Instructions to follow →
All the entries need to be quoted exactly, apart from the pictures, which you should drop.

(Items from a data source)
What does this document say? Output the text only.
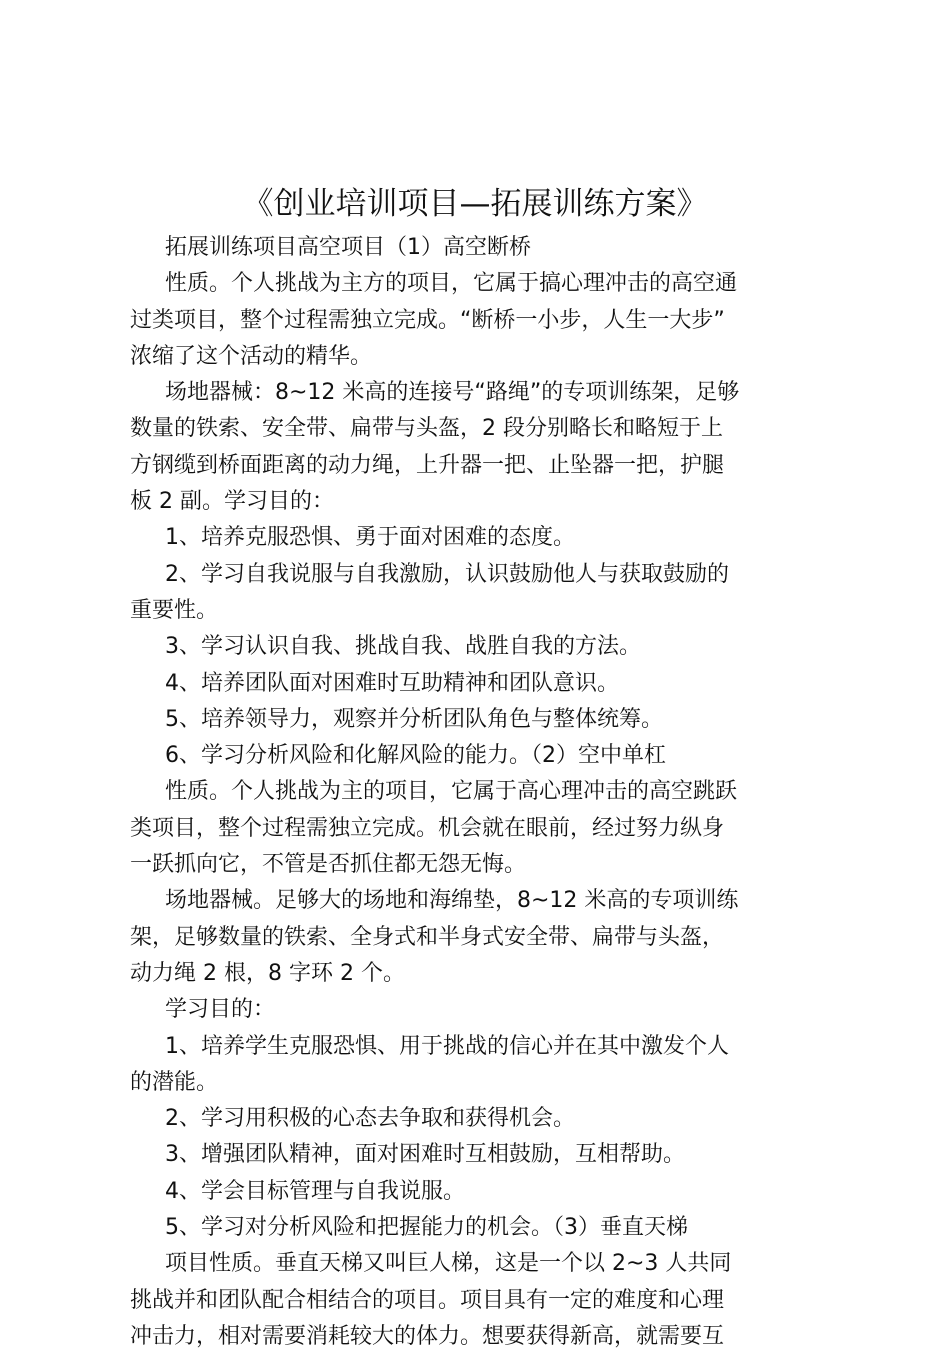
《创业培训项目—拓展训练方案》

拓展训练项目高空项目（1）高空断桥

性质。个人挑战为主方的项目，它属于搞心理冲击的高空通

过类项目，整个过程需独立完成。“断桥一小步，人生一大步”

浓缩了这个活动的精华。

场地器械：8~12 米高的连接号“路绳”的专项训练架，足够

数量的铁索、安全带、扁带与头盔，2 段分别略长和略短于上

方钢缆到桥面距离的动力绳，上升器一把、止坠器一把，护腿

板 2 副。学习目的：

1、培养克服恐惧、勇于面对困难的态度。

2、学习自我说服与自我激励，认识鼓励他人与获取鼓励的

重要性。

3、学习认识自我、挑战自我、战胜自我的方法。

4、培养团队面对困难时互助精神和团队意识。

5、培养领导力，观察并分析团队角色与整体统筹。

6、学习分析风险和化解风险的能力。（2）空中单杠

性质。个人挑战为主的项目，它属于高心理冲击的高空跳跃

类项目，整个过程需独立完成。机会就在眼前，经过努力纵身

一跃抓向它，不管是否抓住都无怨无悔。

场地器械。足够大的场地和海绵垫，8~12 米高的专项训练

架，足够数量的铁索、全身式和半身式安全带、扁带与头盔，

动力绳 2 根，8 字环 2 个。

学习目的：

1、培养学生克服恐惧、用于挑战的信心并在其中激发个人

的潜能。

2、学习用积极的心态去争取和获得机会。

3、增强团队精神，面对困难时互相鼓励，互相帮助。

4、学会目标管理与自我说服。

5、学习对分析风险和把握能力的机会。（3）垂直天梯

项目性质。垂直天梯又叫巨人梯，这是一个以 2~3 人共同

挑战并和团队配合相结合的项目。项目具有一定的难度和心理

冲击力，相对需要消耗较大的体力。想要获得新高，就需要互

The result →
What does this document say? Output the text only.
《创业培训项目—拓展训练方案》

拓展训练项目高空项目（1）高空断桥

性质。个人挑战为主方的项目，它属于搞心理冲击的高空通

过类项目，整个过程需独立完成。“断桥一小步，人生一大步”

浓缩了这个活动的精华。

场地器械：8~12 米高的连接号“路绳”的专项训练架，足够

数量的铁索、安全带、扁带与头盔，2 段分别略长和略短于上

方钢缆到桥面距离的动力绳，上升器一把、止坠器一把，护腿

板 2 副。学习目的：

1、培养克服恐惧、勇于面对困难的态度。

2、学习自我说服与自我激励，认识鼓励他人与获取鼓励的

重要性。

3、学习认识自我、挑战自我、战胜自我的方法。

4、培养团队面对困难时互助精神和团队意识。

5、培养领导力，观察并分析团队角色与整体统筹。

6、学习分析风险和化解风险的能力。（2）空中单杠

性质。个人挑战为主的项目，它属于高心理冲击的高空跳跃

类项目，整个过程需独立完成。机会就在眼前，经过努力纵身

一跃抓向它，不管是否抓住都无怨无悔。

场地器械。足够大的场地和海绵垫，8~12 米高的专项训练

架，足够数量的铁索、全身式和半身式安全带、扁带与头盔，

动力绳 2 根，8 字环 2 个。

学习目的：

1、培养学生克服恐惧、用于挑战的信心并在其中激发个人

的潜能。

2、学习用积极的心态去争取和获得机会。

3、增强团队精神，面对困难时互相鼓励，互相帮助。

4、学会目标管理与自我说服。

5、学习对分析风险和把握能力的机会。（3）垂直天梯

项目性质。垂直天梯又叫巨人梯，这是一个以 2~3 人共同

挑战并和团队配合相结合的项目。项目具有一定的难度和心理

冲击力，相对需要消耗较大的体力。想要获得新高，就需要互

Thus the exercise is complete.